▸ **GIVEN PROBLEM**: Gather the lines that hold the string "triangle".

══ STORED DATA ══

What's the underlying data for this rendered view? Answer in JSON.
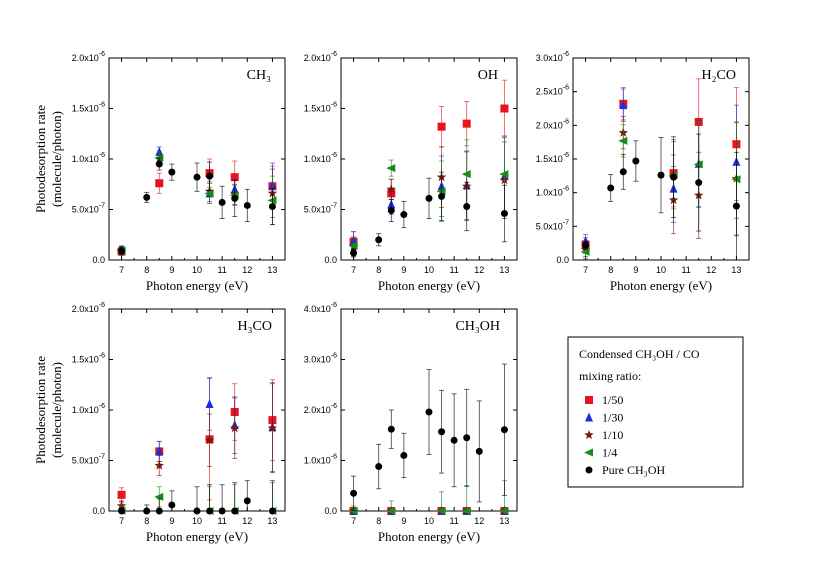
{
  "colors": {
    "r1_50": "#e8141b",
    "r1_30": "#1a2ee0",
    "r1_10": "#7a1a10",
    "r1_4": "#1a8a1a",
    "pure": "#000000"
  },
  "legend": {
    "title_line1": "Condensed CH₃OH / CO",
    "title_line2": "mixing ratio:",
    "entries": [
      {
        "key": "r1_50",
        "label": "1/50",
        "marker": "square"
      },
      {
        "key": "r1_30",
        "label": "1/30",
        "marker": "triangle-up"
      },
      {
        "key": "r1_10",
        "label": "1/10",
        "marker": "star"
      },
      {
        "key": "r1_4",
        "label": "1/4",
        "marker": "triangle-left"
      },
      {
        "key": "pure",
        "label": "Pure CH₃OH",
        "marker": "circle"
      }
    ]
  },
  "chart_data": [
    {
      "id": "ch3",
      "type": "scatter",
      "title": "CH₃",
      "xlabel": "Photon energy (eV)",
      "ylabel_line1": "Photodesorption rate",
      "ylabel_line2": "(molecule/photon)",
      "xlim": [
        6.5,
        13.5
      ],
      "ylim": [
        0,
        2e-06
      ],
      "xticks": [
        7,
        8,
        9,
        10,
        11,
        12,
        13
      ],
      "yticks": [
        0,
        5e-07,
        1e-06,
        1.5e-06,
        2e-06
      ],
      "ytick_labels": [
        {
          "base": "0.0",
          "exp": ""
        },
        {
          "base": "5.0x10",
          "exp": "-7"
        },
        {
          "base": "1.0x10",
          "exp": "-6"
        },
        {
          "base": "1.5x10",
          "exp": "-6"
        },
        {
          "base": "2.0x10",
          "exp": "-6"
        }
      ],
      "series": [
        {
          "key": "r1_50",
          "x": [
            7,
            8.5,
            10.5,
            11.5,
            13
          ],
          "y": [
            8.5e-08,
            7.6e-07,
            8.6e-07,
            8.2e-07,
            7.3e-07
          ],
          "err": [
            4e-08,
            1e-07,
            1.4e-07,
            1.6e-07,
            2e-07
          ]
        },
        {
          "key": "r1_30",
          "x": [
            7,
            8.5,
            10.5,
            11.5,
            13
          ],
          "y": [
            1e-07,
            1.07e-06,
            6.6e-07,
            7e-07,
            7.4e-07
          ],
          "err": [
            4e-08,
            5e-08,
            1e-07,
            1e-07,
            2.2e-07
          ]
        },
        {
          "key": "r1_10",
          "x": [
            7,
            8.5,
            10.5,
            11.5,
            13
          ],
          "y": [
            9e-08,
            1e-06,
            6.8e-07,
            6.5e-07,
            6.6e-07
          ],
          "err": [
            4e-08,
            6e-08,
            1e-07,
            1e-07,
            2.4e-07
          ]
        },
        {
          "key": "r1_4",
          "x": [
            7,
            8.5,
            10.5,
            11.5,
            13
          ],
          "y": [
            9.5e-08,
            1.01e-06,
            6.6e-07,
            6.4e-07,
            5.9e-07
          ],
          "err": [
            4e-08,
            6e-08,
            1e-07,
            1e-07,
            2.4e-07
          ]
        },
        {
          "key": "pure",
          "x": [
            7,
            8,
            8.5,
            9,
            10,
            10.5,
            11,
            11.5,
            12,
            13
          ],
          "y": [
            9e-08,
            6.2e-07,
            9.5e-07,
            8.7e-07,
            8.2e-07,
            8.3e-07,
            5.7e-07,
            6.1e-07,
            5.4e-07,
            5.3e-07
          ],
          "err": [
            4e-08,
            5e-08,
            6e-08,
            8e-08,
            1.4e-07,
            1.4e-07,
            1.6e-07,
            1.8e-07,
            1.6e-07,
            1.8e-07
          ]
        }
      ]
    },
    {
      "id": "oh",
      "type": "scatter",
      "title": "OH",
      "xlabel": "Photon energy (eV)",
      "xlim": [
        6.5,
        13.5
      ],
      "ylim": [
        0,
        2e-06
      ],
      "xticks": [
        7,
        8,
        9,
        10,
        11,
        12,
        13
      ],
      "yticks": [
        0,
        5e-07,
        1e-06,
        1.5e-06,
        2e-06
      ],
      "ytick_labels": [
        {
          "base": "0.0",
          "exp": ""
        },
        {
          "base": "5.0x10",
          "exp": "-7"
        },
        {
          "base": "1.0x10",
          "exp": "-6"
        },
        {
          "base": "1.5x10",
          "exp": "-6"
        },
        {
          "base": "2.0x10",
          "exp": "-6"
        }
      ],
      "series": [
        {
          "key": "r1_50",
          "x": [
            7,
            8.5,
            10.5,
            11.5,
            13
          ],
          "y": [
            1.8e-07,
            6.6e-07,
            1.32e-06,
            1.35e-06,
            1.5e-06
          ],
          "err": [
            1e-07,
            1.4e-07,
            2e-07,
            2.2e-07,
            2.8e-07
          ]
        },
        {
          "key": "r1_30",
          "x": [
            7,
            8.5,
            10.5,
            11.5,
            13
          ],
          "y": [
            1.9e-07,
            5.5e-07,
            7.3e-07,
            7.4e-07,
            8.3e-07
          ],
          "err": [
            9e-08,
            1e-07,
            3e-07,
            3.4e-07,
            3.8e-07
          ]
        },
        {
          "key": "r1_10",
          "x": [
            7,
            8.5,
            10.5,
            11.5,
            13
          ],
          "y": [
            1.3e-07,
            7e-07,
            8.2e-07,
            7.3e-07,
            7.9e-07
          ],
          "err": [
            9e-08,
            1e-07,
            3e-07,
            3.4e-07,
            3.8e-07
          ]
        },
        {
          "key": "r1_4",
          "x": [
            7,
            8.5,
            10.5,
            11.5,
            13
          ],
          "y": [
            1.4e-07,
            9.1e-07,
            6.8e-07,
            8.5e-07,
            8.5e-07
          ],
          "err": [
            9e-08,
            8e-08,
            3e-07,
            3.4e-07,
            3.8e-07
          ]
        },
        {
          "key": "pure",
          "x": [
            7,
            8,
            8.5,
            9,
            10,
            10.5,
            11.5,
            13
          ],
          "y": [
            7e-08,
            2e-07,
            4.9e-07,
            4.5e-07,
            6.1e-07,
            6.3e-07,
            5.3e-07,
            4.6e-07
          ],
          "err": [
            4e-08,
            6e-08,
            1.1e-07,
            1.3e-07,
            2e-07,
            2.4e-07,
            2.4e-07,
            2.8e-07
          ]
        }
      ]
    },
    {
      "id": "h2co",
      "type": "scatter",
      "title": "H₂CO",
      "xlabel": "Photon energy (eV)",
      "xlim": [
        6.5,
        13.5
      ],
      "ylim": [
        0,
        3e-06
      ],
      "xticks": [
        7,
        8,
        9,
        10,
        11,
        12,
        13
      ],
      "yticks": [
        0,
        5e-07,
        1e-06,
        1.5e-06,
        2e-06,
        2.5e-06,
        3e-06
      ],
      "ytick_labels": [
        {
          "base": "0.0",
          "exp": ""
        },
        {
          "base": "5.0x10",
          "exp": "-7"
        },
        {
          "base": "1.0x10",
          "exp": "-6"
        },
        {
          "base": "1.5x10",
          "exp": "-6"
        },
        {
          "base": "2.0x10",
          "exp": "-6"
        },
        {
          "base": "2.5x10",
          "exp": "-6"
        },
        {
          "base": "3.0x10",
          "exp": "-6"
        }
      ],
      "series": [
        {
          "key": "r1_50",
          "x": [
            7,
            8.5,
            10.5,
            11.5,
            13
          ],
          "y": [
            2.3e-07,
            2.32e-06,
            1.29e-06,
            2.05e-06,
            1.72e-06
          ],
          "err": [
            1e-07,
            2.4e-07,
            5e-07,
            6.4e-07,
            8.4e-07
          ]
        },
        {
          "key": "r1_30",
          "x": [
            7,
            8.5,
            10.5,
            11.5,
            13
          ],
          "y": [
            2.8e-07,
            2.3e-06,
            1.06e-06,
            1.43e-06,
            1.46e-06
          ],
          "err": [
            1e-07,
            2.4e-07,
            5e-07,
            6.4e-07,
            8.4e-07
          ]
        },
        {
          "key": "r1_10",
          "x": [
            7,
            8.5,
            10.5,
            11.5,
            13
          ],
          "y": [
            1.5e-07,
            1.89e-06,
            8.9e-07,
            9.6e-07,
            1.21e-06
          ],
          "err": [
            1e-07,
            2.4e-07,
            5e-07,
            6.4e-07,
            8.4e-07
          ]
        },
        {
          "key": "r1_4",
          "x": [
            7,
            8.5,
            10.5,
            11.5,
            13
          ],
          "y": [
            1.2e-07,
            1.77e-06,
            1.26e-06,
            1.42e-06,
            1.2e-06
          ],
          "err": [
            1e-07,
            2.4e-07,
            5e-07,
            6.4e-07,
            8.4e-07
          ]
        },
        {
          "key": "pure",
          "x": [
            7,
            8,
            8.5,
            9,
            10,
            10.5,
            11.5,
            13
          ],
          "y": [
            2.2e-07,
            1.07e-06,
            1.31e-06,
            1.47e-06,
            1.26e-06,
            1.23e-06,
            1.15e-06,
            8e-07
          ],
          "err": [
            6e-08,
            2e-07,
            2.6e-07,
            3e-07,
            5.6e-07,
            6e-07,
            7.2e-07,
            8e-07
          ]
        }
      ]
    },
    {
      "id": "h3co",
      "type": "scatter",
      "title": "H₃CO",
      "xlabel": "Photon energy (eV)",
      "ylabel_line1": "Photodesorption rate",
      "ylabel_line2": "(molecule/photon)",
      "xlim": [
        6.5,
        13.5
      ],
      "ylim": [
        0,
        2e-06
      ],
      "xticks": [
        7,
        8,
        9,
        10,
        11,
        12,
        13
      ],
      "yticks": [
        0,
        5e-07,
        1e-06,
        1.5e-06,
        2e-06
      ],
      "ytick_labels": [
        {
          "base": "0.0",
          "exp": ""
        },
        {
          "base": "5.0x10",
          "exp": "-7"
        },
        {
          "base": "1.0x10",
          "exp": "-6"
        },
        {
          "base": "1.5x10",
          "exp": "-6"
        },
        {
          "base": "2.0x10",
          "exp": "-6"
        }
      ],
      "series": [
        {
          "key": "r1_50",
          "x": [
            7,
            8.5,
            10.5,
            11.5,
            13
          ],
          "y": [
            1.6e-07,
            5.9e-07,
            7.1e-07,
            9.8e-07,
            9e-07
          ],
          "err": [
            7e-08,
            1e-07,
            6e-07,
            2.8e-07,
            4e-07
          ]
        },
        {
          "key": "r1_30",
          "x": [
            7,
            8.5,
            10.5,
            11.5,
            13
          ],
          "y": [
            4e-08,
            5.9e-07,
            1.06e-06,
            8.5e-07,
            8.3e-07
          ],
          "err": [
            5e-08,
            1e-07,
            2.6e-07,
            2.8e-07,
            4.4e-07
          ]
        },
        {
          "key": "r1_10",
          "x": [
            7,
            8.5,
            10.5,
            11.5,
            13
          ],
          "y": [
            5e-08,
            4.5e-07,
            7e-07,
            8.2e-07,
            8.2e-07
          ],
          "err": [
            5e-08,
            1e-07,
            2.6e-07,
            3e-07,
            4.4e-07
          ]
        },
        {
          "key": "r1_4",
          "x": [
            7,
            8.5,
            10.5,
            11.5,
            13
          ],
          "y": [
            2e-09,
            1.4e-07,
            0,
            0,
            0
          ],
          "err": [
            5e-08,
            1e-07,
            2.4e-07,
            2.6e-07,
            2.8e-07
          ]
        },
        {
          "key": "pure",
          "x": [
            7,
            8,
            8.5,
            9,
            10,
            10.5,
            11,
            11.5,
            12,
            13
          ],
          "y": [
            0,
            0,
            0,
            6e-08,
            0,
            0,
            0,
            0,
            1e-07,
            0
          ],
          "err": [
            3e-08,
            6e-08,
            1.2e-07,
            1.4e-07,
            2.4e-07,
            2.6e-07,
            2.6e-07,
            2.8e-07,
            2e-07,
            3e-07
          ]
        }
      ]
    },
    {
      "id": "ch3oh",
      "type": "scatter",
      "title": "CH₃OH",
      "xlabel": "Photon energy (eV)",
      "xlim": [
        6.5,
        13.5
      ],
      "ylim": [
        0,
        4e-06
      ],
      "xticks": [
        7,
        8,
        9,
        10,
        11,
        12,
        13
      ],
      "yticks": [
        0,
        1e-06,
        2e-06,
        3e-06,
        4e-06
      ],
      "ytick_labels": [
        {
          "base": "0.0",
          "exp": ""
        },
        {
          "base": "1.0x10",
          "exp": "-6"
        },
        {
          "base": "2.0x10",
          "exp": "-6"
        },
        {
          "base": "3.0x10",
          "exp": "-6"
        },
        {
          "base": "4.0x10",
          "exp": "-6"
        }
      ],
      "series": [
        {
          "key": "r1_50",
          "x": [
            7,
            8.5,
            10.5,
            11.5,
            13
          ],
          "y": [
            0,
            0,
            0,
            0,
            0
          ],
          "err": [
            2e-08,
            2e-08,
            4e-08,
            4e-08,
            6e-08
          ]
        },
        {
          "key": "r1_30",
          "x": [
            7,
            8.5,
            10.5,
            11.5,
            13
          ],
          "y": [
            0,
            0,
            0,
            0,
            0
          ],
          "err": [
            2e-08,
            2e-08,
            4e-08,
            4e-08,
            6e-08
          ]
        },
        {
          "key": "r1_10",
          "x": [
            7,
            8.5,
            10.5,
            11.5,
            13
          ],
          "y": [
            0,
            0,
            0,
            0,
            0
          ],
          "err": [
            2e-08,
            2e-08,
            4e-08,
            4e-08,
            6e-08
          ]
        },
        {
          "key": "r1_4",
          "x": [
            7,
            8.5,
            10.5,
            11.5,
            13
          ],
          "y": [
            0,
            0,
            0,
            0,
            0
          ],
          "err": [
            1e-07,
            2e-07,
            3.8e-07,
            5e-07,
            6e-07
          ]
        },
        {
          "key": "pure",
          "x": [
            7,
            8,
            8.5,
            9,
            10,
            10.5,
            11,
            11.5,
            12,
            13
          ],
          "y": [
            3.5e-07,
            8.8e-07,
            1.62e-06,
            1.1e-06,
            1.96e-06,
            1.57e-06,
            1.4e-06,
            1.45e-06,
            1.18e-06,
            1.61e-06
          ],
          "err": [
            3.4e-07,
            4.4e-07,
            3.8e-07,
            4.4e-07,
            8.4e-07,
            8.2e-07,
            9.2e-07,
            9.6e-07,
            1e-06,
            1.3e-06
          ]
        }
      ]
    }
  ]
}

═══

▸ **WRITTEN RESPONSE**:
        "marker": "triangle-up"
        "marker": "triangle-left"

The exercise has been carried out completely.